begin
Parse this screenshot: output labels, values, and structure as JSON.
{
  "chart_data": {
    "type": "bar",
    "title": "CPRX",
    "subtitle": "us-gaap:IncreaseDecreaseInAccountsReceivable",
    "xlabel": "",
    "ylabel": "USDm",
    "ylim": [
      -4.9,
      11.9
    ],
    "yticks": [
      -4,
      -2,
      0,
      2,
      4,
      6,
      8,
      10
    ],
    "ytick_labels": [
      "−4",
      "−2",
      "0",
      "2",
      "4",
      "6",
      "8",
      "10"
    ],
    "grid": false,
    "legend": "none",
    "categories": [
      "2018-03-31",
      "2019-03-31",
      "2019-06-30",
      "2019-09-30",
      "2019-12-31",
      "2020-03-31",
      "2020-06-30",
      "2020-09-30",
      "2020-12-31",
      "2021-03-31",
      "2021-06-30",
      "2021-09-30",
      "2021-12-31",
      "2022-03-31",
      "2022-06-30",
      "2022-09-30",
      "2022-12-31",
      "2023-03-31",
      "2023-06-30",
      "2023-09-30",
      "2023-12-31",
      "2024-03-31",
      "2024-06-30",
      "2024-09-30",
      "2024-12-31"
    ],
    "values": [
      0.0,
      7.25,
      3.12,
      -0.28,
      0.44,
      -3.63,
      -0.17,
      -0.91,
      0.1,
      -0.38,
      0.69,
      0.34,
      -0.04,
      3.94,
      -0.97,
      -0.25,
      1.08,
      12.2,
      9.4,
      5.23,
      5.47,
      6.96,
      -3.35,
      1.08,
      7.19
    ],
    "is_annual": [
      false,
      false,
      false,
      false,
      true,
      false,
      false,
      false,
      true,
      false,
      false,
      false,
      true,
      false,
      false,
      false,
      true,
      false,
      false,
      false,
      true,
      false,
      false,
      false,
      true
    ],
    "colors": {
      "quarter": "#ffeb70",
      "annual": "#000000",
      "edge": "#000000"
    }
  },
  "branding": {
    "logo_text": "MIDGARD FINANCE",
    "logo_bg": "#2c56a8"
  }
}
end
▸ What you should do
Restate every line of the data word for word.

▸ Complete response
Parse this screenshot: output labels, values, and structure as JSON.
{
  "chart_data": {
    "type": "bar",
    "title": "CPRX",
    "subtitle": "us-gaap:IncreaseDecreaseInAccountsReceivable",
    "xlabel": "",
    "ylabel": "USDm",
    "ylim": [
      -4.9,
      11.9
    ],
    "yticks": [
      -4,
      -2,
      0,
      2,
      4,
      6,
      8,
      10
    ],
    "ytick_labels": [
      "−4",
      "−2",
      "0",
      "2",
      "4",
      "6",
      "8",
      "10"
    ],
    "grid": false,
    "legend": "none",
    "categories": [
      "2018-03-31",
      "2019-03-31",
      "2019-06-30",
      "2019-09-30",
      "2019-12-31",
      "2020-03-31",
      "2020-06-30",
      "2020-09-30",
      "2020-12-31",
      "2021-03-31",
      "2021-06-30",
      "2021-09-30",
      "2021-12-31",
      "2022-03-31",
      "2022-06-30",
      "2022-09-30",
      "2022-12-31",
      "2023-03-31",
      "2023-06-30",
      "2023-09-30",
      "2023-12-31",
      "2024-03-31",
      "2024-06-30",
      "2024-09-30",
      "2024-12-31"
    ],
    "values": [
      0.0,
      7.25,
      3.12,
      -0.28,
      0.44,
      -3.63,
      -0.17,
      -0.91,
      0.1,
      -0.38,
      0.69,
      0.34,
      -0.04,
      3.94,
      -0.97,
      -0.25,
      1.08,
      12.2,
      9.4,
      5.23,
      5.47,
      6.96,
      -3.35,
      1.08,
      7.19
    ],
    "is_annual": [
      false,
      false,
      false,
      false,
      true,
      false,
      false,
      false,
      true,
      false,
      false,
      false,
      true,
      false,
      false,
      false,
      true,
      false,
      false,
      false,
      true,
      false,
      false,
      false,
      true
    ],
    "colors": {
      "quarter": "#ffeb70",
      "annual": "#000000",
      "edge": "#000000"
    }
  },
  "branding": {
    "logo_text": "MIDGARD FINANCE",
    "logo_bg": "#2c56a8"
  }
}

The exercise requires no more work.